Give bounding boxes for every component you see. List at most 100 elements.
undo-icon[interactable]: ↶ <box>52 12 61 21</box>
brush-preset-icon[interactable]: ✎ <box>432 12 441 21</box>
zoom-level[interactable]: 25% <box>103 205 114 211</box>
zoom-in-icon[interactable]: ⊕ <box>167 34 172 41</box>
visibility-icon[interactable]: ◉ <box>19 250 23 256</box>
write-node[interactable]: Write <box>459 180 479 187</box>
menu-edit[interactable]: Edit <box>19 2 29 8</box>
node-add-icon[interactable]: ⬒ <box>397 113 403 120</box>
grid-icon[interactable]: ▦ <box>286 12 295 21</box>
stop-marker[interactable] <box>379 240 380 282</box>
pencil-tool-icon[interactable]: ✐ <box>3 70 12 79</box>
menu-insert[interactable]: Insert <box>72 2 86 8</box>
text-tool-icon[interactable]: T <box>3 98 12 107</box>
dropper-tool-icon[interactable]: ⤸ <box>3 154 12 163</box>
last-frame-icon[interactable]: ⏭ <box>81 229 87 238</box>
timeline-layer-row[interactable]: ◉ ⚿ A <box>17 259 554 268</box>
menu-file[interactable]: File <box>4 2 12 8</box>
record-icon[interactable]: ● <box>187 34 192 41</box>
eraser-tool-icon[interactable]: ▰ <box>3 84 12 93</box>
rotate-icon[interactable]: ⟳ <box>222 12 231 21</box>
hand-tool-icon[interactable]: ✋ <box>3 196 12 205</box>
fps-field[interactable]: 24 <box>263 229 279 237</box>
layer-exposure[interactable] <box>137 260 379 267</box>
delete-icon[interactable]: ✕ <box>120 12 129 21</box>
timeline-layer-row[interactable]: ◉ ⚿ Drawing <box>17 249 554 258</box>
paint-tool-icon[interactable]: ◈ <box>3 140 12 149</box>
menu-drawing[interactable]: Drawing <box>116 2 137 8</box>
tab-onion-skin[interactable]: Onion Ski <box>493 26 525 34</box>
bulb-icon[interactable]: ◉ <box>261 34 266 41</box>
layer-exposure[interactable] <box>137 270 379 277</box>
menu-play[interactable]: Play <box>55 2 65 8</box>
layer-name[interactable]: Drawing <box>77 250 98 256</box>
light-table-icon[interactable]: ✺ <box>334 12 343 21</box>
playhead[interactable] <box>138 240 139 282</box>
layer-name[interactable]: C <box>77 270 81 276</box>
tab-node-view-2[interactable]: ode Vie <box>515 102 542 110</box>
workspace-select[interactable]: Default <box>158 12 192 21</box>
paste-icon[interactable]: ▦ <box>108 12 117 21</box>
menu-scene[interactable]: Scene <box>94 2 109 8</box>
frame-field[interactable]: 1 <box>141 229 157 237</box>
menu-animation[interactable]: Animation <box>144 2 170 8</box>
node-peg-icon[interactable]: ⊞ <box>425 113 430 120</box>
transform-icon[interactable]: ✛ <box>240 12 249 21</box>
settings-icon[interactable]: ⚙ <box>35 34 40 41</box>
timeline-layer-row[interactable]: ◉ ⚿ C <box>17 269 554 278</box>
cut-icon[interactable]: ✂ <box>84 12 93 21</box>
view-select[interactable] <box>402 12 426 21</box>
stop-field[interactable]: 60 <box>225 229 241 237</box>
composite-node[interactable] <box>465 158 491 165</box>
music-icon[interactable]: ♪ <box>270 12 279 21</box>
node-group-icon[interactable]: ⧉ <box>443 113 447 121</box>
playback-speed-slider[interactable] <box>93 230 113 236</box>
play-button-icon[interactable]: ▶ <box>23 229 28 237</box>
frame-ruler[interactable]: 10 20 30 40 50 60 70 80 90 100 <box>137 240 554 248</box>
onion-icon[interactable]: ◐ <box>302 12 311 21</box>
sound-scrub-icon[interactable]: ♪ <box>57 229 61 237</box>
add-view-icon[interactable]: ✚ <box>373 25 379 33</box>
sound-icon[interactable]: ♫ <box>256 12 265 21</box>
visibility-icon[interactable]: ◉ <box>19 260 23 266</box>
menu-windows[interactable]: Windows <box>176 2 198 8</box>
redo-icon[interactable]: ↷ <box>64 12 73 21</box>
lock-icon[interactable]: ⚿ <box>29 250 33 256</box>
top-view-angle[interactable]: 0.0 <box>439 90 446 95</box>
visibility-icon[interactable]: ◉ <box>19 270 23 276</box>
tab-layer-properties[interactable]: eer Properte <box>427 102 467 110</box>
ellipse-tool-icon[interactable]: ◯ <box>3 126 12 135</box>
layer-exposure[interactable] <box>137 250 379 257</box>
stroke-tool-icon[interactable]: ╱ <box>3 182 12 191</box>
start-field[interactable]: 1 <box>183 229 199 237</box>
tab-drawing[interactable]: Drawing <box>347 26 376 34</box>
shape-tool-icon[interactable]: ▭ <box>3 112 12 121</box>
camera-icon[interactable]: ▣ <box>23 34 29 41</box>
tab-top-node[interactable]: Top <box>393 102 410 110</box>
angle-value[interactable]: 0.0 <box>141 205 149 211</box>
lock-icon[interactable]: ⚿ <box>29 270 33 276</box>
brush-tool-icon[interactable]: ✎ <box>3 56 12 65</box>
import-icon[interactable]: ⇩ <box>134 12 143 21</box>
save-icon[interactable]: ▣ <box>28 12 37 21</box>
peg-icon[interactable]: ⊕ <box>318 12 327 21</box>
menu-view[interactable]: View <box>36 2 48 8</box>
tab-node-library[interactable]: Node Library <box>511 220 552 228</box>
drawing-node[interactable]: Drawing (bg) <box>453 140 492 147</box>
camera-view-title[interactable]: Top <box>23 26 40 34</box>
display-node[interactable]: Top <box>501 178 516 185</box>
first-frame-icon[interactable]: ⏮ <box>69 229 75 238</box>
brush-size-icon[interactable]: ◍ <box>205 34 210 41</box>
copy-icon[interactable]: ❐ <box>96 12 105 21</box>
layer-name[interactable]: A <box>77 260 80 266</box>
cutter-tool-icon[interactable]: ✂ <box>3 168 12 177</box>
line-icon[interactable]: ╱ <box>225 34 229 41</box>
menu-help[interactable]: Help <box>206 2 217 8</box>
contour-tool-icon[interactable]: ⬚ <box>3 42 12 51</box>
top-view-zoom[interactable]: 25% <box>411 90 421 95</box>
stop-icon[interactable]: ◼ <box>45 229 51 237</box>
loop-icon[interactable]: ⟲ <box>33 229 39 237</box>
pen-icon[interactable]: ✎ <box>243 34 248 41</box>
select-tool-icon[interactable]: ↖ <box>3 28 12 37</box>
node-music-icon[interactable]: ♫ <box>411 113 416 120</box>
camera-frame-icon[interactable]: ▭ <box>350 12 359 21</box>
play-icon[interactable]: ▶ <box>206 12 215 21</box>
============================================================
TASK STATEMENT — Reproduce every line of the entries above verbatim, without changing a character.

TASK ANSWER —
Give bounding boxes for every component you see. List at most 100 elements.
undo-icon[interactable]: ↶ <box>52 12 61 21</box>
brush-preset-icon[interactable]: ✎ <box>432 12 441 21</box>
zoom-level[interactable]: 25% <box>103 205 114 211</box>
zoom-in-icon[interactable]: ⊕ <box>167 34 172 41</box>
visibility-icon[interactable]: ◉ <box>19 250 23 256</box>
write-node[interactable]: Write <box>459 180 479 187</box>
menu-edit[interactable]: Edit <box>19 2 29 8</box>
node-add-icon[interactable]: ⬒ <box>397 113 403 120</box>
grid-icon[interactable]: ▦ <box>286 12 295 21</box>
stop-marker[interactable] <box>379 240 380 282</box>
pencil-tool-icon[interactable]: ✐ <box>3 70 12 79</box>
menu-insert[interactable]: Insert <box>72 2 86 8</box>
text-tool-icon[interactable]: T <box>3 98 12 107</box>
dropper-tool-icon[interactable]: ⤸ <box>3 154 12 163</box>
last-frame-icon[interactable]: ⏭ <box>81 229 87 238</box>
timeline-layer-row[interactable]: ◉ ⚿ A <box>17 259 554 268</box>
menu-file[interactable]: File <box>4 2 12 8</box>
record-icon[interactable]: ● <box>187 34 192 41</box>
eraser-tool-icon[interactable]: ▰ <box>3 84 12 93</box>
rotate-icon[interactable]: ⟳ <box>222 12 231 21</box>
hand-tool-icon[interactable]: ✋ <box>3 196 12 205</box>
fps-field[interactable]: 24 <box>263 229 279 237</box>
layer-exposure[interactable] <box>137 260 379 267</box>
delete-icon[interactable]: ✕ <box>120 12 129 21</box>
timeline-layer-row[interactable]: ◉ ⚿ Drawing <box>17 249 554 258</box>
paint-tool-icon[interactable]: ◈ <box>3 140 12 149</box>
menu-drawing[interactable]: Drawing <box>116 2 137 8</box>
tab-onion-skin[interactable]: Onion Ski <box>493 26 525 34</box>
bulb-icon[interactable]: ◉ <box>261 34 266 41</box>
layer-exposure[interactable] <box>137 270 379 277</box>
menu-play[interactable]: Play <box>55 2 65 8</box>
layer-name[interactable]: Drawing <box>77 250 98 256</box>
light-table-icon[interactable]: ✺ <box>334 12 343 21</box>
playhead[interactable] <box>138 240 139 282</box>
layer-name[interactable]: C <box>77 270 81 276</box>
tab-node-view-2[interactable]: ode Vie <box>515 102 542 110</box>
workspace-select[interactable]: Default <box>158 12 192 21</box>
paste-icon[interactable]: ▦ <box>108 12 117 21</box>
menu-scene[interactable]: Scene <box>94 2 109 8</box>
frame-field[interactable]: 1 <box>141 229 157 237</box>
menu-animation[interactable]: Animation <box>144 2 170 8</box>
node-peg-icon[interactable]: ⊞ <box>425 113 430 120</box>
transform-icon[interactable]: ✛ <box>240 12 249 21</box>
settings-icon[interactable]: ⚙ <box>35 34 40 41</box>
timeline-layer-row[interactable]: ◉ ⚿ C <box>17 269 554 278</box>
cut-icon[interactable]: ✂ <box>84 12 93 21</box>
view-select[interactable] <box>402 12 426 21</box>
stop-field[interactable]: 60 <box>225 229 241 237</box>
composite-node[interactable] <box>465 158 491 165</box>
music-icon[interactable]: ♪ <box>270 12 279 21</box>
node-group-icon[interactable]: ⧉ <box>443 113 447 121</box>
playback-speed-slider[interactable] <box>93 230 113 236</box>
play-button-icon[interactable]: ▶ <box>23 229 28 237</box>
frame-ruler[interactable]: 10 20 30 40 50 60 70 80 90 100 <box>137 240 554 248</box>
onion-icon[interactable]: ◐ <box>302 12 311 21</box>
sound-scrub-icon[interactable]: ♪ <box>57 229 61 237</box>
add-view-icon[interactable]: ✚ <box>373 25 379 33</box>
sound-icon[interactable]: ♫ <box>256 12 265 21</box>
visibility-icon[interactable]: ◉ <box>19 260 23 266</box>
menu-windows[interactable]: Windows <box>176 2 198 8</box>
redo-icon[interactable]: ↷ <box>64 12 73 21</box>
lock-icon[interactable]: ⚿ <box>29 250 33 256</box>
top-view-angle[interactable]: 0.0 <box>439 90 446 95</box>
visibility-icon[interactable]: ◉ <box>19 270 23 276</box>
tab-layer-properties[interactable]: eer Properte <box>427 102 467 110</box>
ellipse-tool-icon[interactable]: ◯ <box>3 126 12 135</box>
layer-exposure[interactable] <box>137 250 379 257</box>
stroke-tool-icon[interactable]: ╱ <box>3 182 12 191</box>
start-field[interactable]: 1 <box>183 229 199 237</box>
tab-drawing[interactable]: Drawing <box>347 26 376 34</box>
shape-tool-icon[interactable]: ▭ <box>3 112 12 121</box>
camera-icon[interactable]: ▣ <box>23 34 29 41</box>
tab-top-node[interactable]: Top <box>393 102 410 110</box>
angle-value[interactable]: 0.0 <box>141 205 149 211</box>
lock-icon[interactable]: ⚿ <box>29 270 33 276</box>
brush-tool-icon[interactable]: ✎ <box>3 56 12 65</box>
import-icon[interactable]: ⇩ <box>134 12 143 21</box>
save-icon[interactable]: ▣ <box>28 12 37 21</box>
peg-icon[interactable]: ⊕ <box>318 12 327 21</box>
menu-view[interactable]: View <box>36 2 48 8</box>
tab-node-library[interactable]: Node Library <box>511 220 552 228</box>
drawing-node[interactable]: Drawing (bg) <box>453 140 492 147</box>
camera-view-title[interactable]: Top <box>23 26 40 34</box>
display-node[interactable]: Top <box>501 178 516 185</box>
first-frame-icon[interactable]: ⏮ <box>69 229 75 238</box>
brush-size-icon[interactable]: ◍ <box>205 34 210 41</box>
copy-icon[interactable]: ❐ <box>96 12 105 21</box>
layer-name[interactable]: A <box>77 260 80 266</box>
cutter-tool-icon[interactable]: ✂ <box>3 168 12 177</box>
line-icon[interactable]: ╱ <box>225 34 229 41</box>
menu-help[interactable]: Help <box>206 2 217 8</box>
contour-tool-icon[interactable]: ⬚ <box>3 42 12 51</box>
top-view-zoom[interactable]: 25% <box>411 90 421 95</box>
stop-icon[interactable]: ◼ <box>45 229 51 237</box>
loop-icon[interactable]: ⟲ <box>33 229 39 237</box>
pen-icon[interactable]: ✎ <box>243 34 248 41</box>
select-tool-icon[interactable]: ↖ <box>3 28 12 37</box>
node-music-icon[interactable]: ♫ <box>411 113 416 120</box>
camera-frame-icon[interactable]: ▭ <box>350 12 359 21</box>
play-icon[interactable]: ▶ <box>206 12 215 21</box>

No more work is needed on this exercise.